## Task objective
Copy out each line of the listing that has the word "Seeks" in it.
-- begin --
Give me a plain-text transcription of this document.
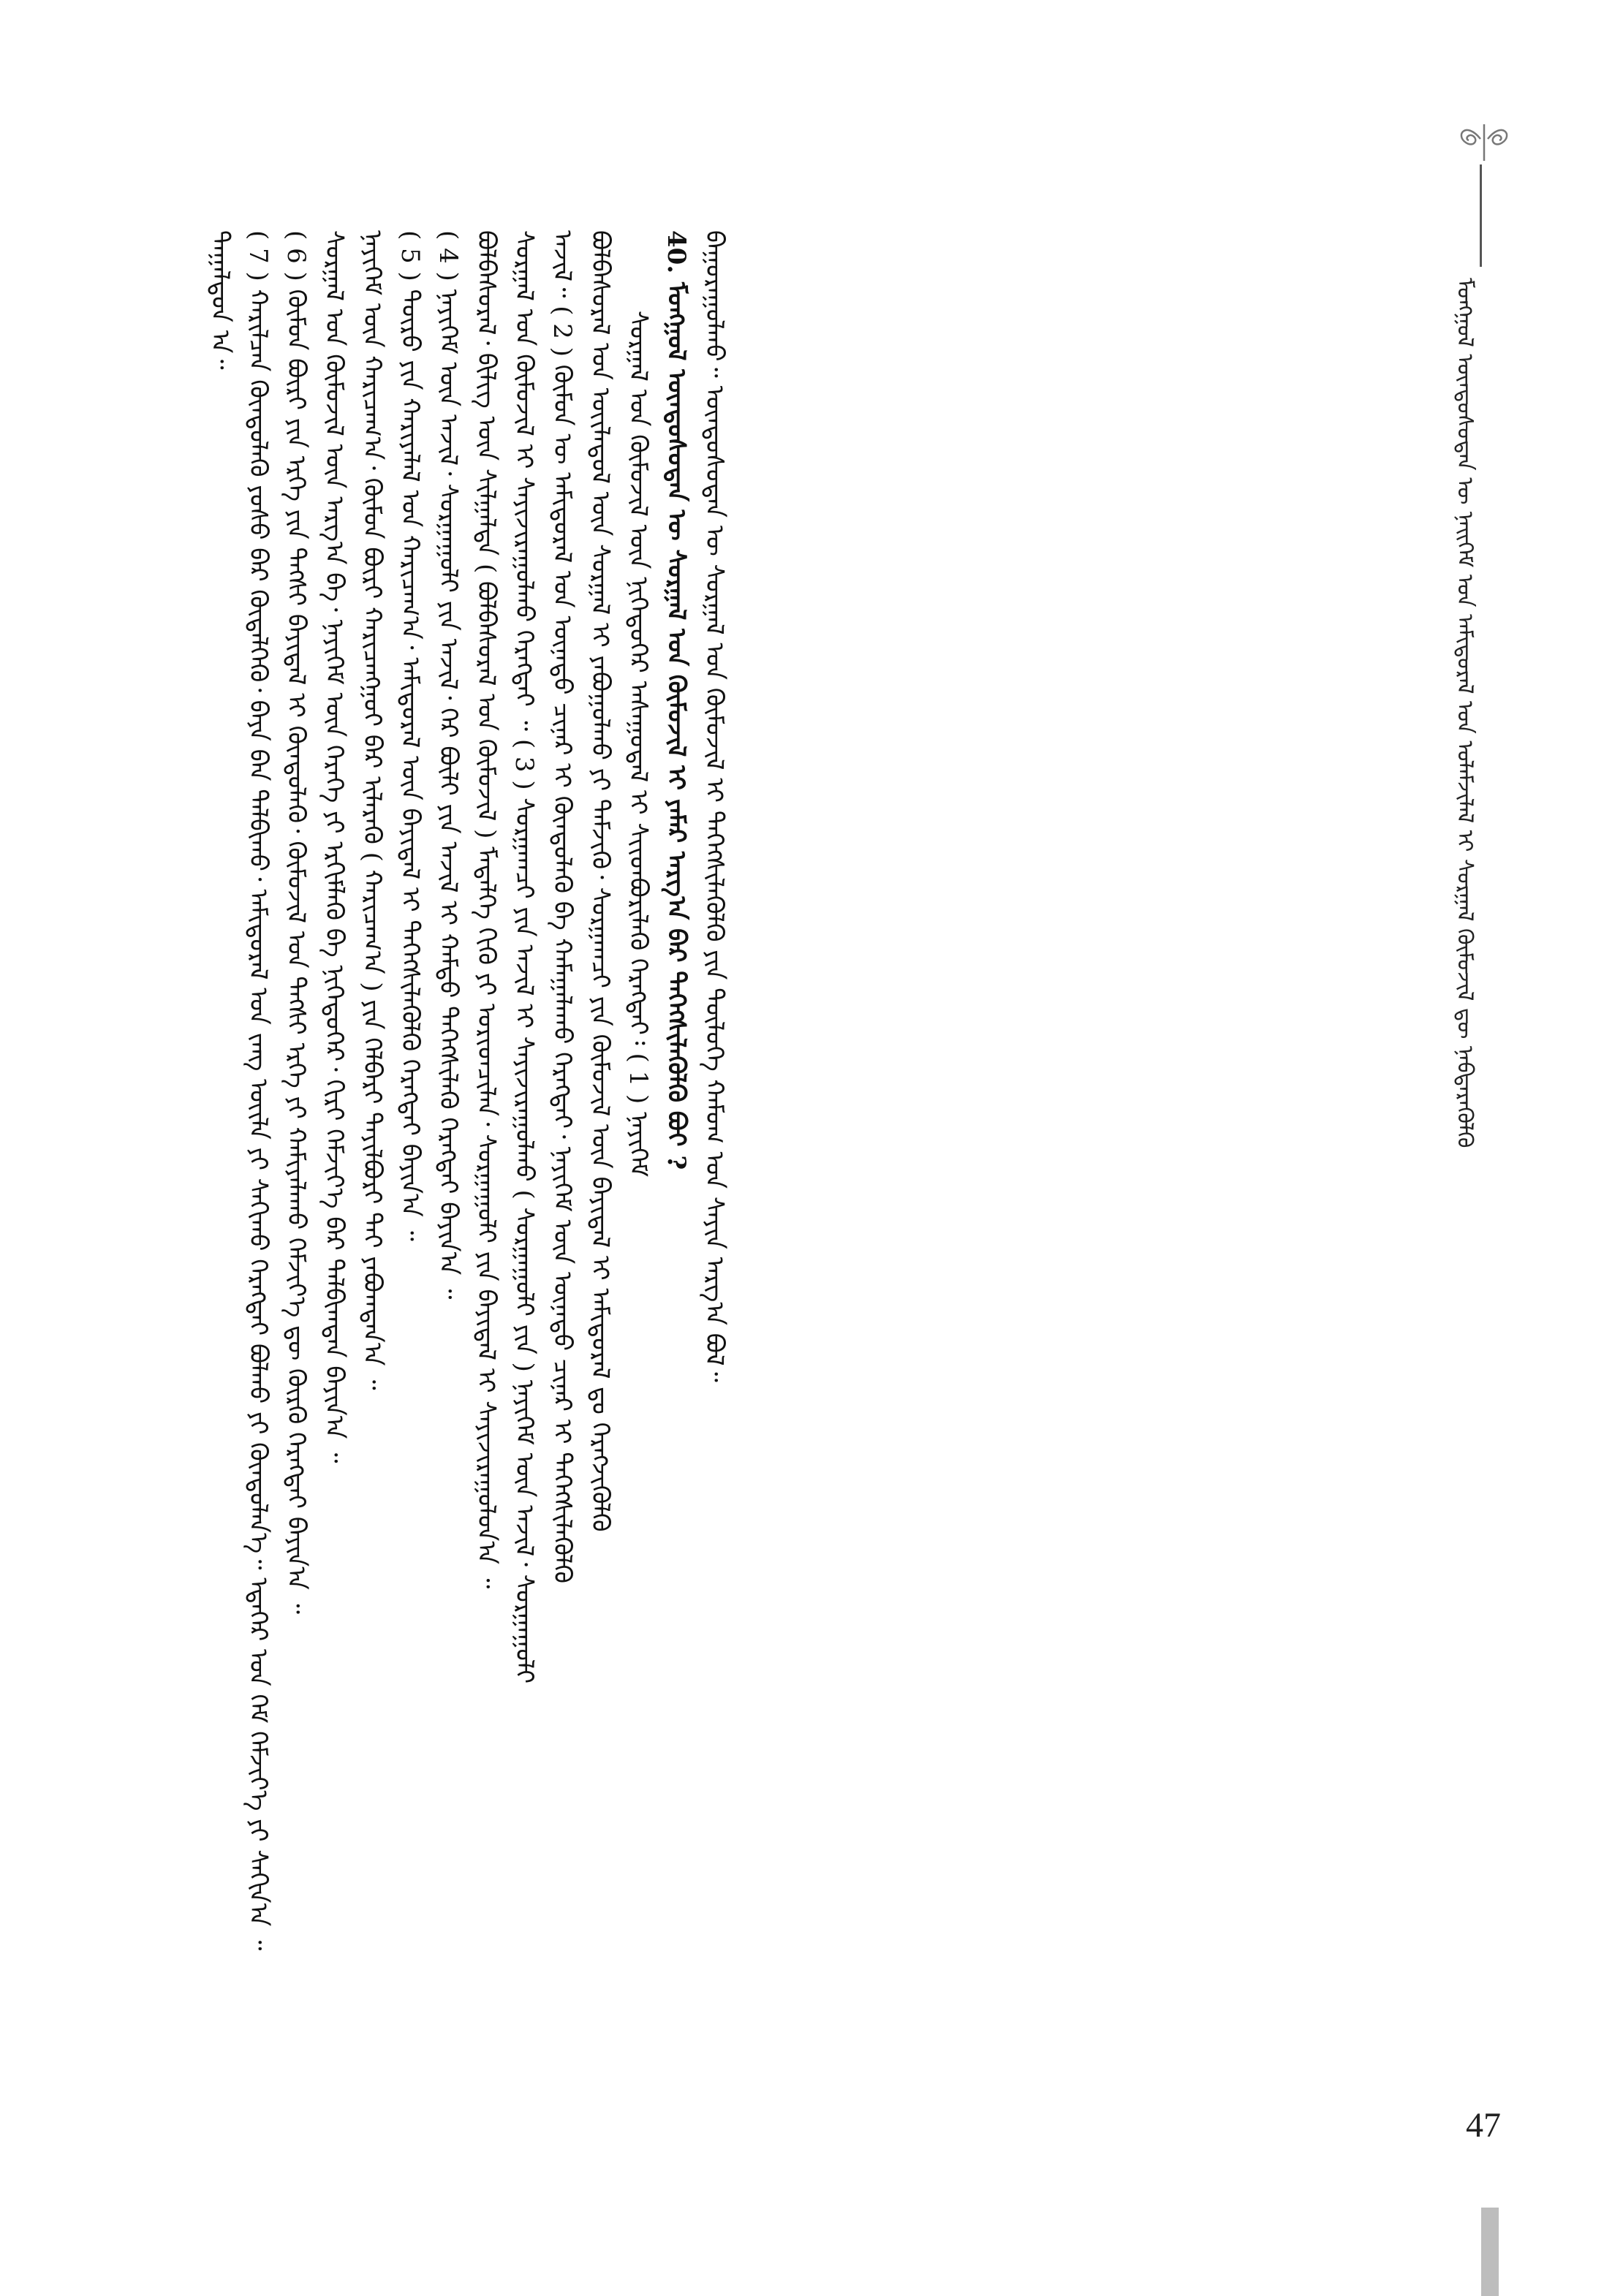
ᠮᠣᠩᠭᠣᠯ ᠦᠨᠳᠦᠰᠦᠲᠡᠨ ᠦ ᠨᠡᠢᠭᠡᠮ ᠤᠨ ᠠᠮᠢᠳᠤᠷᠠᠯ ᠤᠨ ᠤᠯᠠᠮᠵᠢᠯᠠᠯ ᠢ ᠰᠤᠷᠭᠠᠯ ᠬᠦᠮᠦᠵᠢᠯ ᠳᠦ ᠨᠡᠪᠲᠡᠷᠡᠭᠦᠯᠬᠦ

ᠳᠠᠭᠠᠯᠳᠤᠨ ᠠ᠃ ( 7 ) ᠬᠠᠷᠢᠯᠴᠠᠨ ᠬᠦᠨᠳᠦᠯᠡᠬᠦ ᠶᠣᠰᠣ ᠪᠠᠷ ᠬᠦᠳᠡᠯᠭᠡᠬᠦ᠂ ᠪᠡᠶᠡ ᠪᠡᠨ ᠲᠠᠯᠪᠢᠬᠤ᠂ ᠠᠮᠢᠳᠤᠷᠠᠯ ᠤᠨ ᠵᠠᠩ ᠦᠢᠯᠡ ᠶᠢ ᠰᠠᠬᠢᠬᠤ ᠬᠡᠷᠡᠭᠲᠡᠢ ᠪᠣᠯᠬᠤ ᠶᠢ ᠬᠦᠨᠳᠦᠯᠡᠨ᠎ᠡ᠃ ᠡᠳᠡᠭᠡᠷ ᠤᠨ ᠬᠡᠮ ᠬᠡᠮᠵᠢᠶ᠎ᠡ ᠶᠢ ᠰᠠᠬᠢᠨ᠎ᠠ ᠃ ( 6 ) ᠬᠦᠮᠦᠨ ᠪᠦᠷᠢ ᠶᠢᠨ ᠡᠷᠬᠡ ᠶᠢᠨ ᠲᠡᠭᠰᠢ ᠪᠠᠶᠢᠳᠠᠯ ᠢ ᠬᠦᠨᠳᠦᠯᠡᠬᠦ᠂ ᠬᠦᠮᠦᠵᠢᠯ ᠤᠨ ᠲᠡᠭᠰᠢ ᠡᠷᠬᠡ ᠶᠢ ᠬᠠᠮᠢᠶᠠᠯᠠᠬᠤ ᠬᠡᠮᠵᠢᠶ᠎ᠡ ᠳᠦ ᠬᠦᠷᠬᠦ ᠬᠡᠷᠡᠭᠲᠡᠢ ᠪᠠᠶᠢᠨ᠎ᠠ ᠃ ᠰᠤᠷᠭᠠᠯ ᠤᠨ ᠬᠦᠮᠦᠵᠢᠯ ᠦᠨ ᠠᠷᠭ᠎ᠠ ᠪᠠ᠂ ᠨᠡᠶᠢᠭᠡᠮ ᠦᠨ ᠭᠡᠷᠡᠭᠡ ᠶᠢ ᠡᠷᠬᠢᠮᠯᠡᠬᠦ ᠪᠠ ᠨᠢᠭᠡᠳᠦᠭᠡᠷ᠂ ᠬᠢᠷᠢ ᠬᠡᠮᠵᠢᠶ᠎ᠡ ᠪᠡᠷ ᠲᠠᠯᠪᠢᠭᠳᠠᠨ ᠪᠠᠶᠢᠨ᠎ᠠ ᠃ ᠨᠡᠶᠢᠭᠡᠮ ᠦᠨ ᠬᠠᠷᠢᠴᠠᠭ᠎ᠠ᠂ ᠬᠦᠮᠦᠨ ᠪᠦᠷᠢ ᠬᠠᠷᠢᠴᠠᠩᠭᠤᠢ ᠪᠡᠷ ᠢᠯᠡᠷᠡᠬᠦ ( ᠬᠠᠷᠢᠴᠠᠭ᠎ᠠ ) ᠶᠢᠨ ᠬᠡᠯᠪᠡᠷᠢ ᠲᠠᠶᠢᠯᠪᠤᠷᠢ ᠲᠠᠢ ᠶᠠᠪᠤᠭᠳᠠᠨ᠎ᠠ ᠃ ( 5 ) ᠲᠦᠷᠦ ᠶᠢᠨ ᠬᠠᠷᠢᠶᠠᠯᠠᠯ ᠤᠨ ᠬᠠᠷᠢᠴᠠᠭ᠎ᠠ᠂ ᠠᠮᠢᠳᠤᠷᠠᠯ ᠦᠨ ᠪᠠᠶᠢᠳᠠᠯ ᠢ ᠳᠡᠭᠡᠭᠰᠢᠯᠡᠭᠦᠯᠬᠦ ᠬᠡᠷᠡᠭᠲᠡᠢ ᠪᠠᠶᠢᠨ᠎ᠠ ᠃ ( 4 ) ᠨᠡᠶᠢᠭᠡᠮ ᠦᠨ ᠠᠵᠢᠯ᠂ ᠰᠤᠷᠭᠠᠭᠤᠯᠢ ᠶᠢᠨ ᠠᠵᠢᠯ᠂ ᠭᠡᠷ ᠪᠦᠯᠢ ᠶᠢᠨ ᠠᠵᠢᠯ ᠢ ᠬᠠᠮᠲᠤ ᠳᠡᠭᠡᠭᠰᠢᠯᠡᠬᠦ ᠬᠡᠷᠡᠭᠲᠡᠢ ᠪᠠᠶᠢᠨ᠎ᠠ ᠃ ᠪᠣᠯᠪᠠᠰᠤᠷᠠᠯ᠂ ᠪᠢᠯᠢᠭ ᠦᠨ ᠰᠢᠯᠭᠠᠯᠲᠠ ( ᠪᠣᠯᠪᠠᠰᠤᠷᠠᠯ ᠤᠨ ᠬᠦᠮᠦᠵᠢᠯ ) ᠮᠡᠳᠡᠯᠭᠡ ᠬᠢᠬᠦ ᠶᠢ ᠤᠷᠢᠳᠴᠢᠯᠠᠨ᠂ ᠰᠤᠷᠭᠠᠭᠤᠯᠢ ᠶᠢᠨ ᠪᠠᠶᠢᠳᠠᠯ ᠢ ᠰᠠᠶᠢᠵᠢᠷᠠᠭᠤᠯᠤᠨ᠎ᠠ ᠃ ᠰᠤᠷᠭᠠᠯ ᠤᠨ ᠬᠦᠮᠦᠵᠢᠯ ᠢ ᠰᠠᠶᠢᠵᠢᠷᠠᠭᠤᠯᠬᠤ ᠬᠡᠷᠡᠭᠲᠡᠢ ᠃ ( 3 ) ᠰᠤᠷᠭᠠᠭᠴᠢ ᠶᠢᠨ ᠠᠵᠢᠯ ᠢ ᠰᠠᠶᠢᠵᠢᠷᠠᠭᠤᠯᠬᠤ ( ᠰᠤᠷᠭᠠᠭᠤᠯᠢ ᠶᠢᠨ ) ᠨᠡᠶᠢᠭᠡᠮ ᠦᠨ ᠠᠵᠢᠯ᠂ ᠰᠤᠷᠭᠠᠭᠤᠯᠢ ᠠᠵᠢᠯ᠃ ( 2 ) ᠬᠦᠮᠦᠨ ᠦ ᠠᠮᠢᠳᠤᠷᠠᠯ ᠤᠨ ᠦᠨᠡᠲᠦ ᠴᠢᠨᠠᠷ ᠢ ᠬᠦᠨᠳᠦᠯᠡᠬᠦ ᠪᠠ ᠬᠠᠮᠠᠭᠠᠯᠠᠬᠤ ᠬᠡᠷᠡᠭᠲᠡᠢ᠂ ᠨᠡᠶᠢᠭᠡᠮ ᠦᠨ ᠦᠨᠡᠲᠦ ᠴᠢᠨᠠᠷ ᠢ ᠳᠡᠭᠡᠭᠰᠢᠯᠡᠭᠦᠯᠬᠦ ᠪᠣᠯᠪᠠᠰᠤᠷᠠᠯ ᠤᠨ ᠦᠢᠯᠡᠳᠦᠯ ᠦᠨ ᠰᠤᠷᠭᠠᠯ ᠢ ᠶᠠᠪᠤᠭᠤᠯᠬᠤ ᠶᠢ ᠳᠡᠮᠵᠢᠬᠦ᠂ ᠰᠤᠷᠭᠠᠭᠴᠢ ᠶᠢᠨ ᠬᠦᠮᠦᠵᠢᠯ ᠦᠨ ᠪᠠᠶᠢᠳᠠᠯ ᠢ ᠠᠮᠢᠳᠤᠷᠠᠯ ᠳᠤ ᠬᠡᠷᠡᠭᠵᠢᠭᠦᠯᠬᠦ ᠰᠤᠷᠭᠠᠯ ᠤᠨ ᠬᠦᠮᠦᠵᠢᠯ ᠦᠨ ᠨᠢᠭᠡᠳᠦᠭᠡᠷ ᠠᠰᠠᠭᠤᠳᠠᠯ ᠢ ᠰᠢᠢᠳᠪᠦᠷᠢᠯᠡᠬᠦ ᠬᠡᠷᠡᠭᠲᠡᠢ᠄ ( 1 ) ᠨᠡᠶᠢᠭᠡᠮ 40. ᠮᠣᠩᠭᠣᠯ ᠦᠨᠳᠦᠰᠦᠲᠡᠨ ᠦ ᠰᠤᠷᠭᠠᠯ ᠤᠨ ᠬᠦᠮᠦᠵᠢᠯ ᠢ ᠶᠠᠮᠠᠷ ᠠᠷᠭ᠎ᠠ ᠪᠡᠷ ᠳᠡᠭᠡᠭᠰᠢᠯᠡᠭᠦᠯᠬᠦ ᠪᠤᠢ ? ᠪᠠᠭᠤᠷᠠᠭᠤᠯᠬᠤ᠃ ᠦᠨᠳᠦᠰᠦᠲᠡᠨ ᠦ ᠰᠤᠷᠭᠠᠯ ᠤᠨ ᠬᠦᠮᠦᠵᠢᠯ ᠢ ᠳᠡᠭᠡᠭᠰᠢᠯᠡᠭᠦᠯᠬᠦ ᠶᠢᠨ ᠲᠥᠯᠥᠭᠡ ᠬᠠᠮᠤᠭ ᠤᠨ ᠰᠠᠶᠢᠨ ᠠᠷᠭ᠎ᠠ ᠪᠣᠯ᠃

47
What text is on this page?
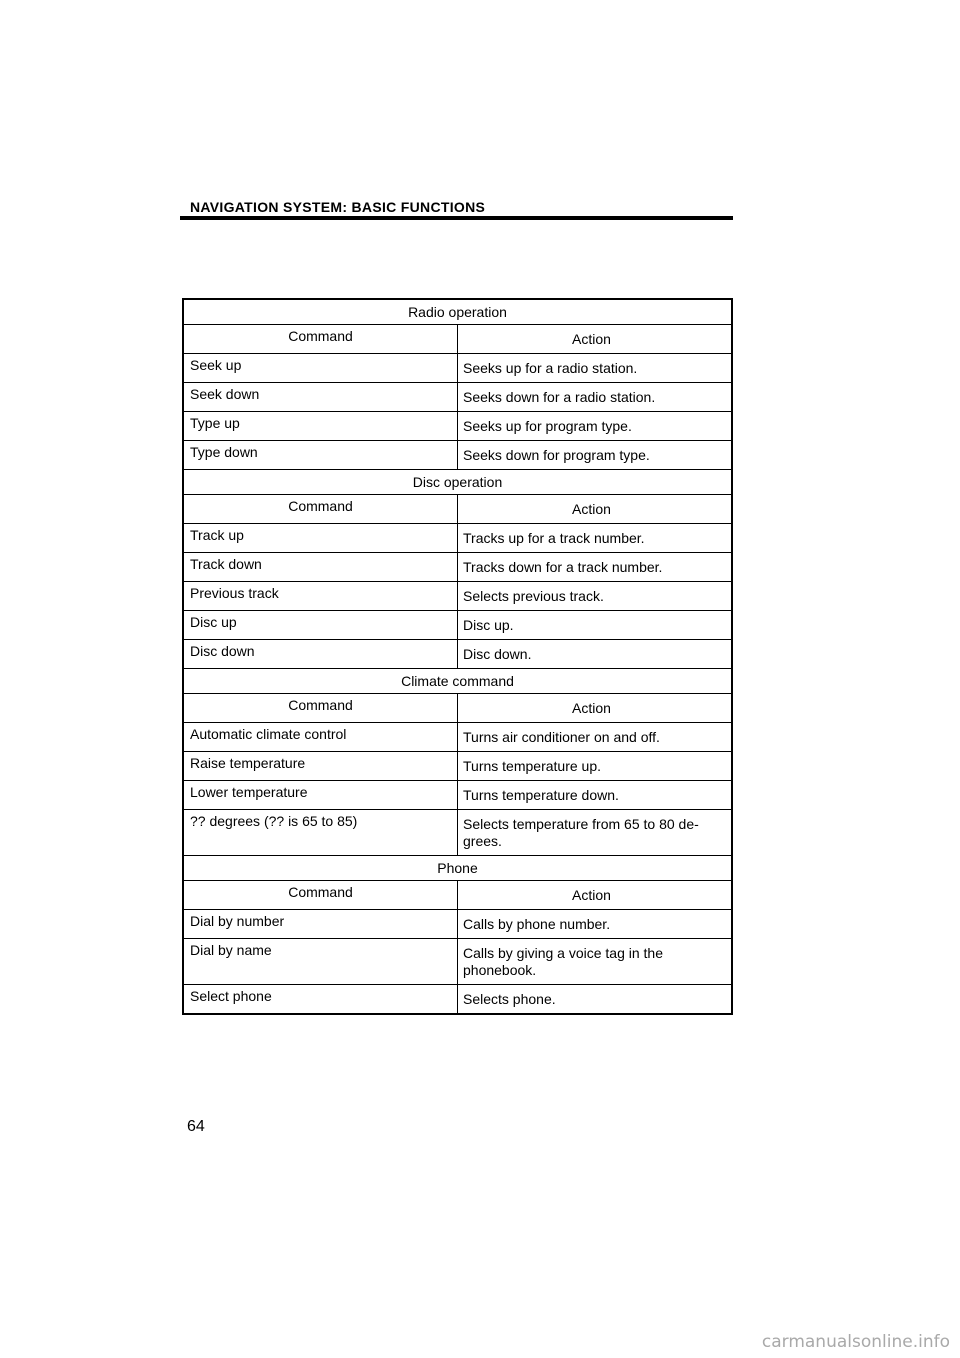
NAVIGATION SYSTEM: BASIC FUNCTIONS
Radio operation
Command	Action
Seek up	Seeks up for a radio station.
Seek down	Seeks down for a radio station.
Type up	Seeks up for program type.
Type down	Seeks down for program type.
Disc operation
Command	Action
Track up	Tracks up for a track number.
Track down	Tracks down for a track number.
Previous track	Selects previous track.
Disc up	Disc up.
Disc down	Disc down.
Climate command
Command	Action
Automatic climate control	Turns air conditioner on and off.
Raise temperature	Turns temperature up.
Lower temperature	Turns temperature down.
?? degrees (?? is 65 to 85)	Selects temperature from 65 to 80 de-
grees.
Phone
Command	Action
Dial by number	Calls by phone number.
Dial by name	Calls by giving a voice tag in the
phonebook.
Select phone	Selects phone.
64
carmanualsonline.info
-- end --
## The output
Seek up	Seeks up for a radio station.
Seek down	Seeks down for a radio station.
Type up	Seeks up for program type.
Type down	Seeks down for program type.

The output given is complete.